Democratici: la candidata c’è - La posizione di Hillary, che pareva vacillante, è stata successivamente rafforzata da tre fatti. Primo. la sua prestazione nel dibattito televisivo democratico, da cui è uscita vincitrice, anche grazie all’onestà intellettuale del suo principale rivale, il senatore del Vermont Bernie Sanders, un indipendente ‘socialista’, che ha smontato le polemiche contro l’ex first lady agitate dai repubblicani (“Basta con ‘sta storia delle email –ha detto-: parliamo di ciò che interessa gli americani, parliamo dei 27 milioni di persone che vivono sotto la soglia di povertà”).

Secondo: la decisione del vice-presidente Joe Biden, forse pure influenzata dalla sua performance televisiva, di non scendere in lizza. Terzo: la calma e convincente testimonianza resa per 11 ore, giovedì 22, davanti alla Commissione d’Inchiesta del Senato sui fatti che l’11 settembre 2011, quando lei era segretario di Stato, costarono la vita a Bengasi all’ambasciatore Usa in Libia e a tre altri cittadini americani.

Sia nel dibattito che di fronte alla Commissione d’Inchiesta, Hillary è parsa molto presidenziale, fugando alcuni dubbi sulla sua tenuta insinuatisi durante l’estate. In lizza con lei, oltre a Sanders, troppo a sinistra per essere candidabile, resta solo un comprimario, l’ex governatore del Maryland Thomas O’Malley: l’ex governatore di Rhode Island Lincoln Chaffee e l’ex senatore della Virginia Jim Webb si sono ritirati. Con una punta d’invidia, il politologo repubblicano Fergus Cullen constata: “In due settimane, Hillary s’è trasformata da incerta battistrada in candidata quasi sicura”, da ‘ferro vecchio’ usurata dalla politica e dalle polemiche a indomita combattente.

La situazione non è però senza rischi, per la Clinton e per i democratici: senza Biden in campo, Hillary dovrà continuare a logorarsi facendo la corsa in testa, unico bersaglio di tutti gli attacchi; e se lei ‘fora’, o inciampa in qualche scheletro nell’armadio o in quella nemica perfida che è l’antipatia che suscita in parte dell’elettorato, i democratici non hanno una ruota di scorta pronta.

La sensazione, però, è che, dopo questi dieci giorni, la nomination e anche la Casa Bianca siano più vicine per l’ex first lady, che potrebbe ora permettersi di non spendere troppo nelle primarie, tenendosi soldi e carte da giocare per la campagna presidenziale vera e propria, dopo le convention dell’estate prossima. “Vai a casa e riposati un po’”, le hanno detto a Seattle le sue sostenitrici, dove lei ripartiva subito in campagna venerdì dopo la testimonianza fiume.

(Estratti da un set di annotazioni di layout)
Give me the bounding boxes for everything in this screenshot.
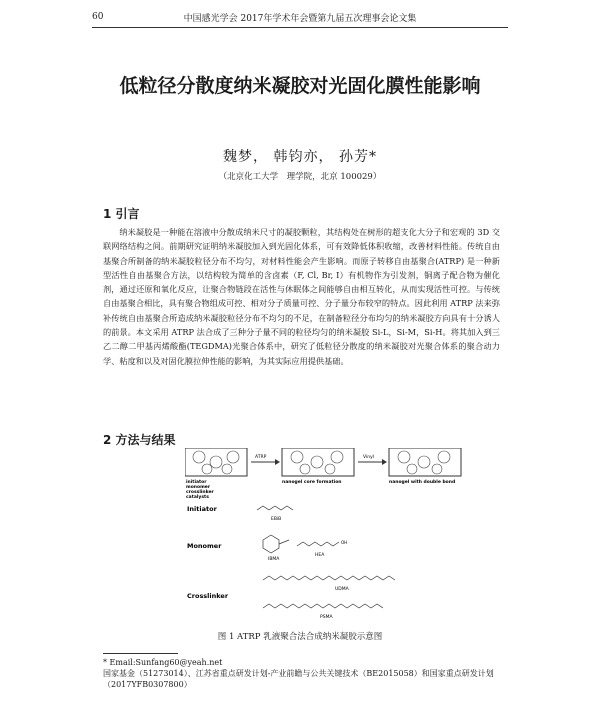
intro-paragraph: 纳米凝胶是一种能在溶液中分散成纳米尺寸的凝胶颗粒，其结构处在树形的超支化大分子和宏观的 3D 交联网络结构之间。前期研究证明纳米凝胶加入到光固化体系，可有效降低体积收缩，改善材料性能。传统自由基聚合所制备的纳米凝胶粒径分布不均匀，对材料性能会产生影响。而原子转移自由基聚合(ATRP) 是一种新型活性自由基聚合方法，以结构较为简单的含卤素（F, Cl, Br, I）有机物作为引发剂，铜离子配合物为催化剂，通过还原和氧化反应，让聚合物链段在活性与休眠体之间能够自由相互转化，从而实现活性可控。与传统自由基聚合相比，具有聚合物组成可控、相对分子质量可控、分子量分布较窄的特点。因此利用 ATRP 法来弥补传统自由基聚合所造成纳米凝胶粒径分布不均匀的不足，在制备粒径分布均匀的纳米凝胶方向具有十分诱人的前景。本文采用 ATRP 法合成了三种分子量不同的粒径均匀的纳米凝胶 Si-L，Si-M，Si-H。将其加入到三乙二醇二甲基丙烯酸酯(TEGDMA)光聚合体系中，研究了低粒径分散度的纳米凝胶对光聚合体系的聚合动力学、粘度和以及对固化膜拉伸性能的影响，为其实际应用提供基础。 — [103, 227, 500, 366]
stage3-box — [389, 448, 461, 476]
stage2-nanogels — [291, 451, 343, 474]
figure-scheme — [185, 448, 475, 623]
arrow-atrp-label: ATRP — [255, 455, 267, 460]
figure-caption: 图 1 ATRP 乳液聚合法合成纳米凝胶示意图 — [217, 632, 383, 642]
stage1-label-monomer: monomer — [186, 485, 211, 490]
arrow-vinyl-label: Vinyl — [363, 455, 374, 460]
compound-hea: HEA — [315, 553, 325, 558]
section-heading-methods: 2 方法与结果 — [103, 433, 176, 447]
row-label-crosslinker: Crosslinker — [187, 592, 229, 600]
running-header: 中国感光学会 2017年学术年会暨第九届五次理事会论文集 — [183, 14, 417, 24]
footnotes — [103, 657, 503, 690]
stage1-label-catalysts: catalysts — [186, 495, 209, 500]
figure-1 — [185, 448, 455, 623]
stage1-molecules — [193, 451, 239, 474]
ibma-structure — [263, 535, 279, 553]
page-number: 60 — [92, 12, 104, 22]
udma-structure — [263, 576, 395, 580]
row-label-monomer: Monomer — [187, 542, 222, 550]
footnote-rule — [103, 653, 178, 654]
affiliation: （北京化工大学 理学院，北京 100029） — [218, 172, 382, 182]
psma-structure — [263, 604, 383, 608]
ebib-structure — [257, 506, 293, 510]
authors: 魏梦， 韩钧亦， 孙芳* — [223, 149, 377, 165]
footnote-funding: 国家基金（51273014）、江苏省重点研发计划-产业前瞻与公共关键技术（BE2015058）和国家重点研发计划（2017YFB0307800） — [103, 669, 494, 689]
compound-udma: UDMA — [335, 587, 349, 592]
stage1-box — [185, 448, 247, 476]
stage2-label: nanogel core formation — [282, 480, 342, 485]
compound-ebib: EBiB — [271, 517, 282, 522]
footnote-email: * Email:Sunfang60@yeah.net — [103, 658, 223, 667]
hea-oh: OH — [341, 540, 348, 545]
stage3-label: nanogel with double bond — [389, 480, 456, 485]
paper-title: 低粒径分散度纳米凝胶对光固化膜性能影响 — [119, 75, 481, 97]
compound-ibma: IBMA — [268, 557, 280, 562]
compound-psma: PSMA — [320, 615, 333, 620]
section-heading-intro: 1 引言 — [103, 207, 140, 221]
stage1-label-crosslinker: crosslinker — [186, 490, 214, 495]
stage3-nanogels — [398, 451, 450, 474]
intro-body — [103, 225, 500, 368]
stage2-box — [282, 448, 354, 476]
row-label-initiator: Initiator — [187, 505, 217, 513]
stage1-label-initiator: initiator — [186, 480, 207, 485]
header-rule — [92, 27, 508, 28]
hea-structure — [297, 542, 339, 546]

...

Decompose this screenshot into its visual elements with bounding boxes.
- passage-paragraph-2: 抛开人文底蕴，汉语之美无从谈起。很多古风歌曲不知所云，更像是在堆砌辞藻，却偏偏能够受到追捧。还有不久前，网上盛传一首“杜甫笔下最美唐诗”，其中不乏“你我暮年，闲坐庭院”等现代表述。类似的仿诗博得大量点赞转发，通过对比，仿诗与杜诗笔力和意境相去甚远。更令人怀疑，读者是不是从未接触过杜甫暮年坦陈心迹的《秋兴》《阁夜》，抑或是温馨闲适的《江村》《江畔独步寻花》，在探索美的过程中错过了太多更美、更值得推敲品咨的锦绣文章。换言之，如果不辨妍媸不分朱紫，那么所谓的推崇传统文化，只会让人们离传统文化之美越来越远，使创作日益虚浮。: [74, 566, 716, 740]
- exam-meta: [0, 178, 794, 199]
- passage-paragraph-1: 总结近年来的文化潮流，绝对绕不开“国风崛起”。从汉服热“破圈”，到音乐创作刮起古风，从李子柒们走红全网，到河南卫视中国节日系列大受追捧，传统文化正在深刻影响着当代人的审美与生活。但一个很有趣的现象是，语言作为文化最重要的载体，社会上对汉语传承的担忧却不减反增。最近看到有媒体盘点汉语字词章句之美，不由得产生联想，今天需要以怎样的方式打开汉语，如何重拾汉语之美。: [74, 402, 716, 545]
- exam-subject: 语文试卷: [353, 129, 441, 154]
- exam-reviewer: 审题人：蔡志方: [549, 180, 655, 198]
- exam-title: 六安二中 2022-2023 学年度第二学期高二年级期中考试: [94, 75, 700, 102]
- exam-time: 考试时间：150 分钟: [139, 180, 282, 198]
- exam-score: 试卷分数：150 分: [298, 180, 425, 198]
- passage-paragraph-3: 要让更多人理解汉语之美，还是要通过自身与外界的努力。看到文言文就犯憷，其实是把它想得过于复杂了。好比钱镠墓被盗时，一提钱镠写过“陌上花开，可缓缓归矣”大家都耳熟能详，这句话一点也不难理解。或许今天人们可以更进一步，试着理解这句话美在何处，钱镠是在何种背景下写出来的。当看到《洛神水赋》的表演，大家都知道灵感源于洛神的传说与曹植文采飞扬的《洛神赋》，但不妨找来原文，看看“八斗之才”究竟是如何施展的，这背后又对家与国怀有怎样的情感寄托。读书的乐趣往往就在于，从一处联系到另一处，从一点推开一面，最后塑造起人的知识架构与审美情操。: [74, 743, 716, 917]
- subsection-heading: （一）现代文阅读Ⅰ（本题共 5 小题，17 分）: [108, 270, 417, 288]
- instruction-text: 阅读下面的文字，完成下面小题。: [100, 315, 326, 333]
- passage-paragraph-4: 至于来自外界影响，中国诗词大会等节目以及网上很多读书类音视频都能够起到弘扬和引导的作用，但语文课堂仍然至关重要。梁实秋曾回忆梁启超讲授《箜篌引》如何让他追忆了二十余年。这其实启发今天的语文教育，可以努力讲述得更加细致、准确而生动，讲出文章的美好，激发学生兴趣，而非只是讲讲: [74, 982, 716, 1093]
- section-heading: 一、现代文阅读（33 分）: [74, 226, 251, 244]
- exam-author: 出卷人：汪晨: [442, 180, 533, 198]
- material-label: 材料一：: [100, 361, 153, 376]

Azioni richieste
1: Rispondi a queste domande sul brano dedicato alla candidatura di Hillary:
(a) Di quale stato è senatore Bernie Sanders?
(b) Per quante ore Hillary ha testimoniato davanti alla Commissione d'Inchiesta del Senato?
(c) Come si chiama il politologo repubblicano citato?
2: Elenca tutte le persone chiamate per nome nel brano sulla candidatura di Hillary.
3: Riprendi il brano sulla candidatura di Hillary a partire dopo la sua ultima frase.

In risposta
1:
(a) Del Vermont.
(b) Per 11 ore.
(c) Fergus Cullen.

2: Hillary Clinton, Bernie Sanders, Joe Biden, Thomas O'Malley, Lincoln Chaffee, Jim Webb, Fergus Cullen.

3:
La linea politica è chiara e gliel’ha pure avallata Biden nel discorso della rinuncia: raccogliere l’eredità di Obama e fare avanzare l’America sulla via dei diritti civili. Anche se lei, orgogliosa, precisa: “Non sono candidata al terzo mandato di Barack Obama, né di Bill Clinton. Sono candidata al mio primo mandato”.  Per il quale le fioccano gli appoggi, l’ultimo, quello del sindacato che rappresenta i dipendenti pubblici degli Stati, delle Contee e dei Comuni, 1,6 milioni di iscritti: ancora un regalo per i suoi 68 anni, che compie lunedì 26.

 Repubblicani: candidato cercasi – Diversa, se non opposta, la situazione fra i repubblicani: c’è una pletora di aspiranti alla nomination e, in testa alla corsa, ci sono i campioni dell’anti-politica che il partito giudica votati alla sconfitta nelle elezioni. Intanto, al Congresso i deputati gettano benzina sul rogo del qualunquismo, non riuscendo a decidere chi debba essere il nuovo speaker, dopo le brusche dimissioni di John Boehner, esasperato dalle divisioni intestine e dagli attacchi degli iper-conservatori e del Tea Party.

Le difficoltà non solo nei sondaggi ma anche economiche di Jeb Bush, il candidato preferito dall’establishment, indeboliscono la convinzione che alla fine l’ex governatore della Florida riesca ad emergere come vincitore: gli ci vuole un colpo d’ala alla Clinton – il terzo dibattito televisivo gliene offre l’opportunità a breve -.

E così c’è chi si mobilita per organizzare almeno una campagna anti-Trump, nel tentativo d’evitare che i danni fatti da ‘pel di carota’ Danny diventino irreparabili. Secondo The Club for Growth, influente gruppo conservatore basato a Washington, che ha speso un milione di dollari in annunci contro Trump, recenti sondaggi nello Iowa mostrano che la leadership dello showman s’indebolisce. E molti pensano che la sua ascesa sia in stallo, che la sua corsa si sia fermata. Anche qui, il dibattito sarà una cartina di tornasole.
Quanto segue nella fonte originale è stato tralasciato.